Present the following data again exactly as it is shown.
##### Supplied records #####
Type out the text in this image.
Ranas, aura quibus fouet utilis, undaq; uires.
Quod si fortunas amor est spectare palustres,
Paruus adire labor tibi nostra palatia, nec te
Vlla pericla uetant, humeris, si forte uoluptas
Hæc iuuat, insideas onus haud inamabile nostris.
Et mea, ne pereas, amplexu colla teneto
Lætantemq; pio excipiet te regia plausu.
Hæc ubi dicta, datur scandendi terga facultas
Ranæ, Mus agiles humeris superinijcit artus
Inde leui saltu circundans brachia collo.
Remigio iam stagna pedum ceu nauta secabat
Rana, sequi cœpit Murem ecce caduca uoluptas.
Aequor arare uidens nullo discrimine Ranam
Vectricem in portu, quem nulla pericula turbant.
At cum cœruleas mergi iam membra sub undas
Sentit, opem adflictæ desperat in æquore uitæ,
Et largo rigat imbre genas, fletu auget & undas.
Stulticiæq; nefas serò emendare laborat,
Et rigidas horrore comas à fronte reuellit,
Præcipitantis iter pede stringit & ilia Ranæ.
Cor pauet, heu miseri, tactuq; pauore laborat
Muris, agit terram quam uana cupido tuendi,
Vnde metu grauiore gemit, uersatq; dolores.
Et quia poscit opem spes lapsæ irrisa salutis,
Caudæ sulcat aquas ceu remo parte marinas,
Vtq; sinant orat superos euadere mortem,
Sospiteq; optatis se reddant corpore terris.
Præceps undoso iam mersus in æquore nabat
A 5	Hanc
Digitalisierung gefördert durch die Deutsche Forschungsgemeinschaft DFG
#####
Written answer ->
Type out the text in this image.
Ranas, aura quibus fouet utilis, undaq; uires.
Quod si fortunas amor est spectare palustres,
Paruus adire labor tibi nostra palatia, nec te
Vlla pericla uetant, humeris, si forte uoluptas
Hæc iuuat, insideas onus haud inamabile nostris.
Et mea, ne pereas, amplexu colla teneto
Lætantemq; pio excipiet te regia plausu.
Hæc ubi dicta, datur scandendi terga facultas
Ranæ, Mus agiles humeris superinijcit artus
Inde leui saltu circundans brachia collo.
Remigio iam stagna pedum ceu nauta secabat
Rana, sequi cœpit Murem ecce caduca uoluptas.
Aequor arare uidens nullo discrimine Ranam
Vectricem in portu, quem nulla pericula turbant.
At cum cœruleas mergi iam membra sub undas
Sentit, opem adflictæ desperat in æquore uitæ,
Et largo rigat imbre genas, fletu auget & undas.
Stulticiæq; nefas serò emendare laborat,
Et rigidas horrore comas à fronte reuellit,
Præcipitantis iter pede stringit & ilia Ranæ.
Cor pauet, heu miseri, tactuq; pauore laborat
Muris, agit terram quam uana cupido tuendi,
Vnde metu grauiore gemit, uersatq; dolores.
Et quia poscit opem spes lapsæ irrisa salutis,
Caudæ sulcat aquas ceu remo parte marinas,
Vtq; sinant orat superos euadere mortem,
Sospiteq; optatis se reddant corpore terris.
Præceps undoso iam mersus in æquore nabat
A 5	Hanc
Digitalisierung gefördert durch die Deutsche Forschungsgemeinschaft DFG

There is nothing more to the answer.